• [TASK BRIEF] Reproduce all lines of the data with "x-tick-label" replaced by "date-tick-label" throughout, leaving everything else unchanged. Omit the picture lines from your output.

(Layout coordinate data)

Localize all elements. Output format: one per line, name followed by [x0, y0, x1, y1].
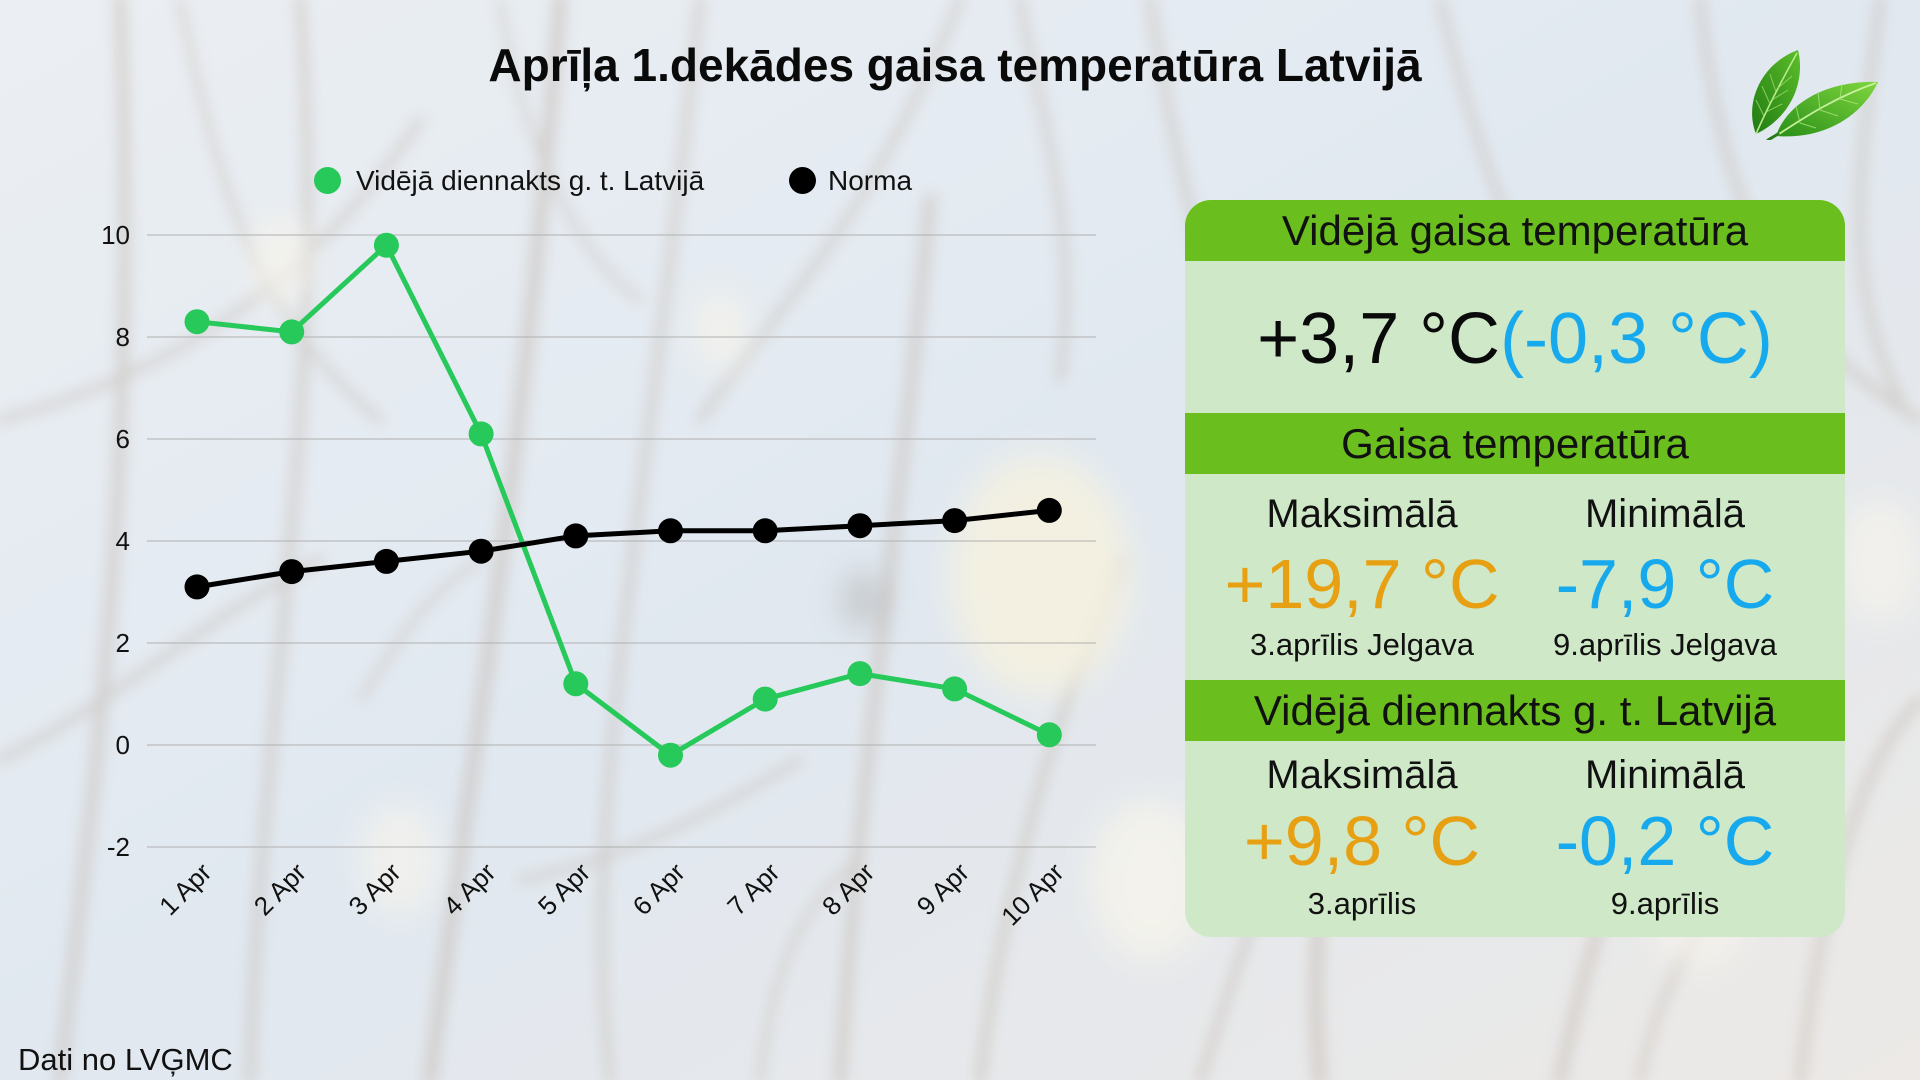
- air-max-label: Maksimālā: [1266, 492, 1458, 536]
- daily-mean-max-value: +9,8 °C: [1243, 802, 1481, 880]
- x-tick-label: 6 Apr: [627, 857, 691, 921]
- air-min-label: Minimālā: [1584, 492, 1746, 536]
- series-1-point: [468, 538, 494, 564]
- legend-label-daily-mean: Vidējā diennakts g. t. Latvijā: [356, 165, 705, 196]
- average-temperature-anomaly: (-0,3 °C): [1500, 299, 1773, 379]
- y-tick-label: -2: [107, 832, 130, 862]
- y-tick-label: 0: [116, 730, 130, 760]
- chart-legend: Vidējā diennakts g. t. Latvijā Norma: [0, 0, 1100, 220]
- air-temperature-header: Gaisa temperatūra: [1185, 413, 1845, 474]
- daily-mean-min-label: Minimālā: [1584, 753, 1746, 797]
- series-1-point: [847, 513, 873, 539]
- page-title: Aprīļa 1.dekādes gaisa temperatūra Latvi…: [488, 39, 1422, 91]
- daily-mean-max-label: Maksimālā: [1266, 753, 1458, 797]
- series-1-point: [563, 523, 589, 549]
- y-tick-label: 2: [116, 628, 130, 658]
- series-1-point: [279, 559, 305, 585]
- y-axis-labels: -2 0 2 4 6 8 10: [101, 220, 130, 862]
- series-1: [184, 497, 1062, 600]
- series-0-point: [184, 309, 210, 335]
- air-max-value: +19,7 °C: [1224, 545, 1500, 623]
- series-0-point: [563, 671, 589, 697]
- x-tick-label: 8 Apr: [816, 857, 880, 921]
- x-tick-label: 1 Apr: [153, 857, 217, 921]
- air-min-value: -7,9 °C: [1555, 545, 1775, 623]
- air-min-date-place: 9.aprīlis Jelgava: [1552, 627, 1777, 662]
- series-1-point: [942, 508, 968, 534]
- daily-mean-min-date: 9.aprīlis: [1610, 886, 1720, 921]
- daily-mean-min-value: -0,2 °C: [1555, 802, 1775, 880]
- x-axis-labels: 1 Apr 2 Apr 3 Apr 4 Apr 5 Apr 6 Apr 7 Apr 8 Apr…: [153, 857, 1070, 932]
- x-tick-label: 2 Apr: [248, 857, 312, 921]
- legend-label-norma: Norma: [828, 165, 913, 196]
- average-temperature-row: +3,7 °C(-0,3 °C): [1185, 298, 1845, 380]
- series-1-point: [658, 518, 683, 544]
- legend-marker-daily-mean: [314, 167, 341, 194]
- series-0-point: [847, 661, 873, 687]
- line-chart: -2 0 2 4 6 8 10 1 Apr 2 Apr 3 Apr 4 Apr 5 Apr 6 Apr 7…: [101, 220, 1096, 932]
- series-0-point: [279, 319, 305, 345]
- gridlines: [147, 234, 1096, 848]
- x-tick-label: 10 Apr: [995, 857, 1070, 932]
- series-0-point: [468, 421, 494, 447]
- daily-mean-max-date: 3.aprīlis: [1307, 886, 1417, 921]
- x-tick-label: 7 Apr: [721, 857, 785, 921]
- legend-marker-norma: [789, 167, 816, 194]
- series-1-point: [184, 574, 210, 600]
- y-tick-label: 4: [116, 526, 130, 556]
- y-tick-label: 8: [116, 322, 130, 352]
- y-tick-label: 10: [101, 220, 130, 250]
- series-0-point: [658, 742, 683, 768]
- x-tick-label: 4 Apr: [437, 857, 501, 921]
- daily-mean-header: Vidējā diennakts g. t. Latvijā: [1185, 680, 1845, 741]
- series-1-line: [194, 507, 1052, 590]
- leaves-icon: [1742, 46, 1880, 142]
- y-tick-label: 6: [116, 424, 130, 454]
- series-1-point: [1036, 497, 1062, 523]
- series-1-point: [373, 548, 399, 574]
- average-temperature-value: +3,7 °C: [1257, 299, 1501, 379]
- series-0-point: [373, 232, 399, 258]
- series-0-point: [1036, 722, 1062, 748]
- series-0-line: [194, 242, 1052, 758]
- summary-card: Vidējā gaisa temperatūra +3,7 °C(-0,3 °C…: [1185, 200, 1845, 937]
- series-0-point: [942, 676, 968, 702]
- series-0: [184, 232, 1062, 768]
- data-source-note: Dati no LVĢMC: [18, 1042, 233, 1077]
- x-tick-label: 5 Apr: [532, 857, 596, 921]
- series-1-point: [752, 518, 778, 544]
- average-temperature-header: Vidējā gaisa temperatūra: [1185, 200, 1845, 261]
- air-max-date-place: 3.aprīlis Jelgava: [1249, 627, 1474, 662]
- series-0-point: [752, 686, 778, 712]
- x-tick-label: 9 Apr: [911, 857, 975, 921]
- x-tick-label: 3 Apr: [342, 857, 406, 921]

• [RESPONSE TO THE TASK]
Localize all elements. Output format: one per line, name followed by [x0, y0, x1, y1].
- air-max-label: Maksimālā: [1266, 492, 1458, 536]
- daily-mean-max-value: +9,8 °C: [1243, 802, 1481, 880]
- date-tick-label: 6 Apr: [627, 857, 691, 921]
- air-min-label: Minimālā: [1584, 492, 1746, 536]
- series-1-point: [468, 538, 494, 564]
- legend-label-daily-mean: Vidējā diennakts g. t. Latvijā: [356, 165, 705, 196]
- average-temperature-anomaly: (-0,3 °C): [1500, 299, 1773, 379]
- y-tick-label: -2: [107, 832, 130, 862]
- y-tick-label: 0: [116, 730, 130, 760]
- chart-legend: Vidējā diennakts g. t. Latvijā Norma: [0, 0, 1100, 220]
- air-temperature-header: Gaisa temperatūra: [1185, 413, 1845, 474]
- daily-mean-min-label: Minimālā: [1584, 753, 1746, 797]
- series-1-point: [847, 513, 873, 539]
- page-title: Aprīļa 1.dekādes gaisa temperatūra Latvi…: [488, 39, 1422, 91]
- daily-mean-max-label: Maksimālā: [1266, 753, 1458, 797]
- series-1-point: [563, 523, 589, 549]
- y-tick-label: 2: [116, 628, 130, 658]
- series-1-point: [279, 559, 305, 585]
- y-axis-labels: -2 0 2 4 6 8 10: [101, 220, 130, 862]
- series-1: [184, 497, 1062, 600]
- series-0-point: [184, 309, 210, 335]
- air-max-value: +19,7 °C: [1224, 545, 1500, 623]
- series-0-point: [563, 671, 589, 697]
- date-tick-label: 8 Apr: [816, 857, 880, 921]
- date-tick-label: 1 Apr: [153, 857, 217, 921]
- air-min-value: -7,9 °C: [1555, 545, 1775, 623]
- air-min-date-place: 9.aprīlis Jelgava: [1552, 627, 1777, 662]
- series-1-point: [942, 508, 968, 534]
- daily-mean-min-date: 9.aprīlis: [1610, 886, 1720, 921]
- daily-mean-min-value: -0,2 °C: [1555, 802, 1775, 880]
- x-axis-labels: 1 Apr 2 Apr 3 Apr 4 Apr 5 Apr 6 Apr 7 Apr 8 Apr…: [153, 857, 1070, 932]
- date-tick-label: 2 Apr: [248, 857, 312, 921]
- legend-label-norma: Norma: [828, 165, 913, 196]
- average-temperature-row: +3,7 °C(-0,3 °C): [1185, 298, 1845, 380]
- series-1-point: [658, 518, 683, 544]
- legend-marker-daily-mean: [314, 167, 341, 194]
- series-0-point: [847, 661, 873, 687]
- line-chart: -2 0 2 4 6 8 10 1 Apr 2 Apr 3 Apr 4 Apr 5 Apr 6 Apr 7…: [101, 220, 1096, 932]
- series-0-point: [279, 319, 305, 345]
- gridlines: [147, 234, 1096, 848]
- date-tick-label: 10 Apr: [995, 857, 1070, 932]
- series-0-point: [468, 421, 494, 447]
- daily-mean-max-date: 3.aprīlis: [1307, 886, 1417, 921]
- date-tick-label: 7 Apr: [721, 857, 785, 921]
- legend-marker-norma: [789, 167, 816, 194]
- series-1-point: [184, 574, 210, 600]
- y-tick-label: 4: [116, 526, 130, 556]
- y-tick-label: 8: [116, 322, 130, 352]
- y-tick-label: 10: [101, 220, 130, 250]
- series-0-point: [658, 742, 683, 768]
- date-tick-label: 4 Apr: [437, 857, 501, 921]
- daily-mean-header: Vidējā diennakts g. t. Latvijā: [1185, 680, 1845, 741]
- series-1-line: [194, 507, 1052, 590]
- leaves-icon: [1742, 46, 1880, 142]
- y-tick-label: 6: [116, 424, 130, 454]
- series-1-point: [1036, 497, 1062, 523]
- series-1-point: [373, 548, 399, 574]
- average-temperature-value: +3,7 °C: [1257, 299, 1501, 379]
- series-0-point: [373, 232, 399, 258]
- series-0-point: [1036, 722, 1062, 748]
- series-0-line: [194, 242, 1052, 758]
- summary-card: Vidējā gaisa temperatūra +3,7 °C(-0,3 °C…: [1185, 200, 1845, 937]
- series-0-point: [942, 676, 968, 702]
- series-0: [184, 232, 1062, 768]
- data-source-note: Dati no LVĢMC: [18, 1042, 233, 1077]
- date-tick-label: 5 Apr: [532, 857, 596, 921]
- series-1-point: [752, 518, 778, 544]
- average-temperature-header: Vidējā gaisa temperatūra: [1185, 200, 1845, 261]
- air-max-date-place: 3.aprīlis Jelgava: [1249, 627, 1474, 662]
- series-0-point: [752, 686, 778, 712]
- date-tick-label: 9 Apr: [911, 857, 975, 921]
- date-tick-label: 3 Apr: [342, 857, 406, 921]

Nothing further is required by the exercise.